■ **Written request**:
Each line of the listing that contains the word "here" is to be copied.

########

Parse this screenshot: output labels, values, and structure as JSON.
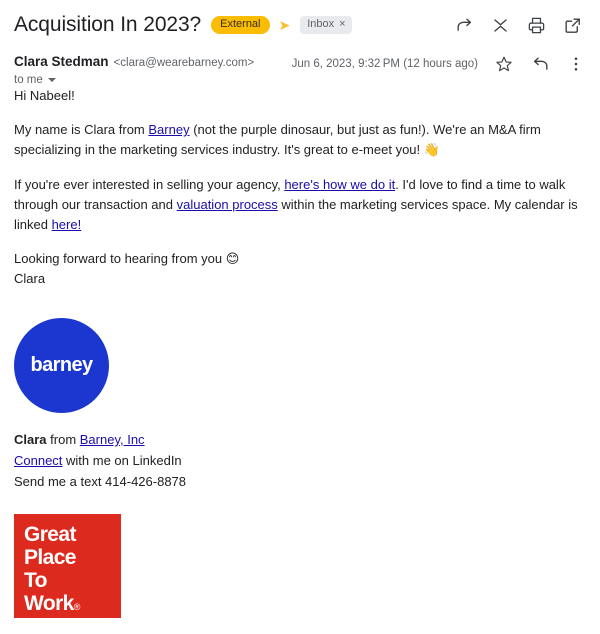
{
  "header": {
    "subject": "Acquisition In 2023?",
    "external_badge": "External",
    "chevron_icon": "double-chevron-right-icon",
    "inbox_chip": "Inbox",
    "inbox_chip_close": "×",
    "actions": [
      {
        "name": "forward-icon",
        "label": "Forward"
      },
      {
        "name": "collapse-icon",
        "label": "Collapse all"
      },
      {
        "name": "print-icon",
        "label": "Print"
      },
      {
        "name": "open-in-new-window-icon",
        "label": "Open in new window"
      }
    ]
  },
  "message": {
    "sender_name": "Clara Stedman",
    "sender_email": "<clara@wearebarney.com>",
    "recipients": "to me",
    "date": "Jun 6, 2023, 9:32 PM (12 hours ago)",
    "actions": [
      {
        "name": "star-icon",
        "label": "Star"
      },
      {
        "name": "reply-icon",
        "label": "Reply"
      },
      {
        "name": "more-options-icon",
        "label": "More"
      }
    ]
  },
  "body": {
    "greeting": "Hi Nabeel!",
    "p1_before_link": "My name is Clara from ",
    "p1_link": "Barney",
    "p1_after_link": " (not the purple dinosaur, but just as fun!). We're an M&A firm specializing in the marketing services industry. It's great to e-meet you! ",
    "p1_emoji": "👋",
    "p2_a": "If you're ever interested in selling your agency, ",
    "p2_link1": "here's how we do it",
    "p2_b": ". I'd love to find a time to walk through our transaction and ",
    "p2_link2": "valuation process",
    "p2_c": " within the marketing services space. My calendar is linked ",
    "p2_link3": "here!",
    "closing": "Looking forward to hearing from you ",
    "closing_emoji": "😊",
    "signoff": "Clara"
  },
  "logo": {
    "brand_text": "barney",
    "brand_color": "#1b37cf"
  },
  "signature": {
    "name": "Clara",
    "from_word": " from ",
    "company_link": "Barney, Inc",
    "connect_link": "Connect",
    "connect_rest": " with me on LinkedIn",
    "text_line": "Send me a text 414-426-8878"
  },
  "award_badge": {
    "line1": "Great",
    "line2": "Place",
    "line3": "To",
    "line4": "Work",
    "registered": "®",
    "color": "#dd2a1e"
  }
}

########

■ **Solution to the problem**:
    "p2_link1": "here's how we do it",
    "p2_link3": "here!",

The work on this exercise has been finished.